PROBLEM REQUIREMENTS:
Tell how many lines contain the word "Pražského". Reply with the number only.

DATA SUPPLIED:
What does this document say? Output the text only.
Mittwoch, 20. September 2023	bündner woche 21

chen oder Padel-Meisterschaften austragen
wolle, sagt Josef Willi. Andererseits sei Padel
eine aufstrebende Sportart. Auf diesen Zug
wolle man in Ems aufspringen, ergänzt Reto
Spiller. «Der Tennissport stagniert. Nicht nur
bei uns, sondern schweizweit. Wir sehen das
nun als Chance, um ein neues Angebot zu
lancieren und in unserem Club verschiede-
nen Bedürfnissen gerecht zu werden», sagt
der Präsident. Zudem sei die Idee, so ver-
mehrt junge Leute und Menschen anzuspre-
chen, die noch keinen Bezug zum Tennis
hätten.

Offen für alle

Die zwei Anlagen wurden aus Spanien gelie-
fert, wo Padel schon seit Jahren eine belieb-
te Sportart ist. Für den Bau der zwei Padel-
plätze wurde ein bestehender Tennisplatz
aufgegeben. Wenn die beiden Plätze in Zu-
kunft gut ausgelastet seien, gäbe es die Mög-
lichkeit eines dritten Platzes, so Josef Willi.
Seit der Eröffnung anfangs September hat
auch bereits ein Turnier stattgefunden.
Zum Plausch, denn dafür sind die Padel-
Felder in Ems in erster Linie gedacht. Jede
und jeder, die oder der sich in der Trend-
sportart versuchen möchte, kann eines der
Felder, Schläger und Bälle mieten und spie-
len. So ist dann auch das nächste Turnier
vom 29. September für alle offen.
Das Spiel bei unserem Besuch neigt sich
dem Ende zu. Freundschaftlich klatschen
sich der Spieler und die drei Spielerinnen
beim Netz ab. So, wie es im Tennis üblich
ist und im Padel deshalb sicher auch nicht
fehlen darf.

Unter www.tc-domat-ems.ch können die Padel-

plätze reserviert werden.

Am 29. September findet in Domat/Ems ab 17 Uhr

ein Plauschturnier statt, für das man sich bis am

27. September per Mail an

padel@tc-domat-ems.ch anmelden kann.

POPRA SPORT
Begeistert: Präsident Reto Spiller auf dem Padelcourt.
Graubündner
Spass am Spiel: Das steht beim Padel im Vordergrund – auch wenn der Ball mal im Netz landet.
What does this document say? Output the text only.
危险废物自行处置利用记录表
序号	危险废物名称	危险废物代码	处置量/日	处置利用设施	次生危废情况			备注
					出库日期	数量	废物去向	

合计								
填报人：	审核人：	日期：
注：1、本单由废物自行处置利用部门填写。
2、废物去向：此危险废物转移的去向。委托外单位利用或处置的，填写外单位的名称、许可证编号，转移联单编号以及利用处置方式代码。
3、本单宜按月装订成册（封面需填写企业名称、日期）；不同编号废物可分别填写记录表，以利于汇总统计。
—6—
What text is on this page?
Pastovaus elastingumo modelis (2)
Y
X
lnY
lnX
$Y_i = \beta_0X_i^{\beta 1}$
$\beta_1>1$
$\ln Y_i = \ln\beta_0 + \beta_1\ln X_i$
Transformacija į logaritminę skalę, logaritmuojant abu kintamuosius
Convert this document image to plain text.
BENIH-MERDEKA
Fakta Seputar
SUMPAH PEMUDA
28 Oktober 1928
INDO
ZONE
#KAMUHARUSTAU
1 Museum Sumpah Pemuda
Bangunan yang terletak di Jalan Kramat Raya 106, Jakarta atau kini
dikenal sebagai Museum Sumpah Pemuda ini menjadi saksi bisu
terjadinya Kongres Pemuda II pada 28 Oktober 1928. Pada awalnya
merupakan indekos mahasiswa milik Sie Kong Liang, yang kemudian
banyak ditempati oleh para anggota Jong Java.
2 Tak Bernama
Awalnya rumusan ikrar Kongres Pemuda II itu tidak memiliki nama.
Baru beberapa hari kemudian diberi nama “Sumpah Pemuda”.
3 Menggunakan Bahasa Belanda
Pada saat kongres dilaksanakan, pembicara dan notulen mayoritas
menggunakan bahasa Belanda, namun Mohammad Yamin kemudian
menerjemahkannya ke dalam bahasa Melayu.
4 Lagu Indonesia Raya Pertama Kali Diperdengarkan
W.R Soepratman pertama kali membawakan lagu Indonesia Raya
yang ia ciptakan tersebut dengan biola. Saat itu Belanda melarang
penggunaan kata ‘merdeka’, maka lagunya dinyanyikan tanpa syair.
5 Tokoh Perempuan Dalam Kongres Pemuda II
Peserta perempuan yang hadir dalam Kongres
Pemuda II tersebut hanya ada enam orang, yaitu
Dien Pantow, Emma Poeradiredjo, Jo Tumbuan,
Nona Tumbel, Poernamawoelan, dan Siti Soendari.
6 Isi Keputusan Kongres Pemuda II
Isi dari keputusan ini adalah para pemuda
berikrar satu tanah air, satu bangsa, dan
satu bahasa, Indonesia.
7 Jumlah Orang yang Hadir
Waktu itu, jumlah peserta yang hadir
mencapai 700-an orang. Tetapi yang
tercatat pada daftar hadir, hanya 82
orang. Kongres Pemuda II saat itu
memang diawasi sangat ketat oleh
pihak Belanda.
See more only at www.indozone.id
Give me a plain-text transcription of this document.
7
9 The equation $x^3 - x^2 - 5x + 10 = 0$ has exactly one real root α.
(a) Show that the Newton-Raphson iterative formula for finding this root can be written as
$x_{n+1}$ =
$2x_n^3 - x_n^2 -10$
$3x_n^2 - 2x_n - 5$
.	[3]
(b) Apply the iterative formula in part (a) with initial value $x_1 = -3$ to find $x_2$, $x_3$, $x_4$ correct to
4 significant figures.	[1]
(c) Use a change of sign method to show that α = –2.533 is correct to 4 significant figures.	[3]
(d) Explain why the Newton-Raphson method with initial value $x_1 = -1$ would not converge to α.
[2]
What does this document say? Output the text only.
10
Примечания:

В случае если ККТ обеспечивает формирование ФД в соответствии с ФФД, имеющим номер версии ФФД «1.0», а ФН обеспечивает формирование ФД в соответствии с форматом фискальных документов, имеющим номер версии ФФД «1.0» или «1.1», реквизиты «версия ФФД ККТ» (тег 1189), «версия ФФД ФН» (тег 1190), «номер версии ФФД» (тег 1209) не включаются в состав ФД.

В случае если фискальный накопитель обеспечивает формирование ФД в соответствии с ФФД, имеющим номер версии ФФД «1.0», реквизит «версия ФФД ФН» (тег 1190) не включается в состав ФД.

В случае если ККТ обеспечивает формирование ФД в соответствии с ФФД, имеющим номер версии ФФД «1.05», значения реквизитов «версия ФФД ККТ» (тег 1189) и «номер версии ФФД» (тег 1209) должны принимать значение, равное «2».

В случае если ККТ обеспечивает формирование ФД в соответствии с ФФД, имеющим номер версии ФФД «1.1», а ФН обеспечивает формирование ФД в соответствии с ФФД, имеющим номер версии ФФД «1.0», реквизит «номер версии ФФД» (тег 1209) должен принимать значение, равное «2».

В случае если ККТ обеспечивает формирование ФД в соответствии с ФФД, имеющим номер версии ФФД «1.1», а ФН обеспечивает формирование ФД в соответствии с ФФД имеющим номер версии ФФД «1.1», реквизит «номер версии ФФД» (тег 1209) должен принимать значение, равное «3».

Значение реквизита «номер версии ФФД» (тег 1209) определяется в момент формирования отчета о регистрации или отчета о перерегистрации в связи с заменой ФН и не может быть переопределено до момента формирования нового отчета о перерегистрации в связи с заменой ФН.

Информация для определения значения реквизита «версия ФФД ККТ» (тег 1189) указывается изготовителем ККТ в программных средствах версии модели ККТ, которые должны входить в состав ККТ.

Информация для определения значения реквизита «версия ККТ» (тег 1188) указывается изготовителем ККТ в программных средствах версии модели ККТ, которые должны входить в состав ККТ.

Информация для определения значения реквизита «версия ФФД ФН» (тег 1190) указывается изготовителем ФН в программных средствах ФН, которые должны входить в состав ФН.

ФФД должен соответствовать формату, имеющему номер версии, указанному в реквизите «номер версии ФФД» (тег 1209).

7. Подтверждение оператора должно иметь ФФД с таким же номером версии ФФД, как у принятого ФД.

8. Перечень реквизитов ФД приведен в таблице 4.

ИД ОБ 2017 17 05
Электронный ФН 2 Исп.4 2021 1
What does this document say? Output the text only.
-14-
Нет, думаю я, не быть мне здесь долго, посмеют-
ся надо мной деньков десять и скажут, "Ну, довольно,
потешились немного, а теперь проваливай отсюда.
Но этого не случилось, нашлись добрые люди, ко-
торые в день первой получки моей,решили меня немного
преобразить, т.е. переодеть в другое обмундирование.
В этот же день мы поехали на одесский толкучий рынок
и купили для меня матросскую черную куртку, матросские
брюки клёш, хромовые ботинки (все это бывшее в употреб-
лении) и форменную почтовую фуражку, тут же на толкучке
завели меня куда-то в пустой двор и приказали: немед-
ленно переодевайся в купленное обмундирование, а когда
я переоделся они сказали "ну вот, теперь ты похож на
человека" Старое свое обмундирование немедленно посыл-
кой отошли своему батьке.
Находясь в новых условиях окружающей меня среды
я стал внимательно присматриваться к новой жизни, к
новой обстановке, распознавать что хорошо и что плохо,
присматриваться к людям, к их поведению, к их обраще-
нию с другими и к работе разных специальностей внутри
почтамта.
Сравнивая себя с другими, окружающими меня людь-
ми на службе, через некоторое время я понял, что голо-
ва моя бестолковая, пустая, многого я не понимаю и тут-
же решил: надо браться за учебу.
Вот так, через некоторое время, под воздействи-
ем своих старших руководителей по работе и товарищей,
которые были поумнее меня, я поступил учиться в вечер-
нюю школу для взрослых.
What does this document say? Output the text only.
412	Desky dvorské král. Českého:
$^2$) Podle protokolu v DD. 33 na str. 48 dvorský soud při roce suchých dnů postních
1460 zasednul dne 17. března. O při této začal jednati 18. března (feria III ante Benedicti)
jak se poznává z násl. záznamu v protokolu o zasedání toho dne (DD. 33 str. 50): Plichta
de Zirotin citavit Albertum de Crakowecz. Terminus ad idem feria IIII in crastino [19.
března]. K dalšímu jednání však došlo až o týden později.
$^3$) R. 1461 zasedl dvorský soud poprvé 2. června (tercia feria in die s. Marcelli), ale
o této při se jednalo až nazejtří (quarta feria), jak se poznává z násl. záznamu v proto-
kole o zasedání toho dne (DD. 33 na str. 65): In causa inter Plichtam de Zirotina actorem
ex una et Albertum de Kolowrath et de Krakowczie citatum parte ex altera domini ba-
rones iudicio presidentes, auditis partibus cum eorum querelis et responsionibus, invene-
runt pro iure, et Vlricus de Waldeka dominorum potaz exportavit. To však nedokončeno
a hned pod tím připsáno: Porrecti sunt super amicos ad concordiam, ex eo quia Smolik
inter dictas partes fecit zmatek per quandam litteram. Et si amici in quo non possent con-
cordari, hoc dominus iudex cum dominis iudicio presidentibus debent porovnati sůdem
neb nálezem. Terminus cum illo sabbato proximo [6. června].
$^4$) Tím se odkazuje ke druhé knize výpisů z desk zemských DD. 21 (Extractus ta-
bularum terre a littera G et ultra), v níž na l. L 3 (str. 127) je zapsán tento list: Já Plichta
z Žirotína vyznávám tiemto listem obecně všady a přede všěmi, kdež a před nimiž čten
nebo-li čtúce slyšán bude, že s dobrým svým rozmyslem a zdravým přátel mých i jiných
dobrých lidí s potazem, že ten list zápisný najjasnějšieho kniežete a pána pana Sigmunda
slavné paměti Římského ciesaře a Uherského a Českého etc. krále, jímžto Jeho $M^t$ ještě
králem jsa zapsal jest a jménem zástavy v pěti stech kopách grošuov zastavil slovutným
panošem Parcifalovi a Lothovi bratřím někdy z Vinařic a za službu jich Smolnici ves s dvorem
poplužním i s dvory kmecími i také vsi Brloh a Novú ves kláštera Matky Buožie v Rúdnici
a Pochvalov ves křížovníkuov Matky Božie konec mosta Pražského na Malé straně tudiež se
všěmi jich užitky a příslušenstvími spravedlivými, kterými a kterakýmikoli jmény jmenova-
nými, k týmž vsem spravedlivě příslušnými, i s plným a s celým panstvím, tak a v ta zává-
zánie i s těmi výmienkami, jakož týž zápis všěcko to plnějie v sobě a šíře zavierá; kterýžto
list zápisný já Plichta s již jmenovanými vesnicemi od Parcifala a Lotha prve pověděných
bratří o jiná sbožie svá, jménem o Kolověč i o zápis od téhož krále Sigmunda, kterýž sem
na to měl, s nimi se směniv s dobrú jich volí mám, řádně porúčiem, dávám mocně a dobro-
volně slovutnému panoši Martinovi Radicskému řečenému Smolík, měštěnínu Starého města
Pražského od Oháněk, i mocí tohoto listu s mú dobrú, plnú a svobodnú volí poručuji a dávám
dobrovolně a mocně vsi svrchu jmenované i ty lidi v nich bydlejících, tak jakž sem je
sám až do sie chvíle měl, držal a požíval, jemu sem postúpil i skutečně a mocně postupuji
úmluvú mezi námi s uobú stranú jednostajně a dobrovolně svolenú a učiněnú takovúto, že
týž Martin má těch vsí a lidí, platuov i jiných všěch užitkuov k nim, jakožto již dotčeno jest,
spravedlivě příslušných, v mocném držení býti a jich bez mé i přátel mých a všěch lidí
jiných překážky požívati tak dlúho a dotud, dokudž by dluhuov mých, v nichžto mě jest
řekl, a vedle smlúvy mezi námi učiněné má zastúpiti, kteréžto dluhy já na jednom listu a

ANSWER TO THIS PROBLEM:
2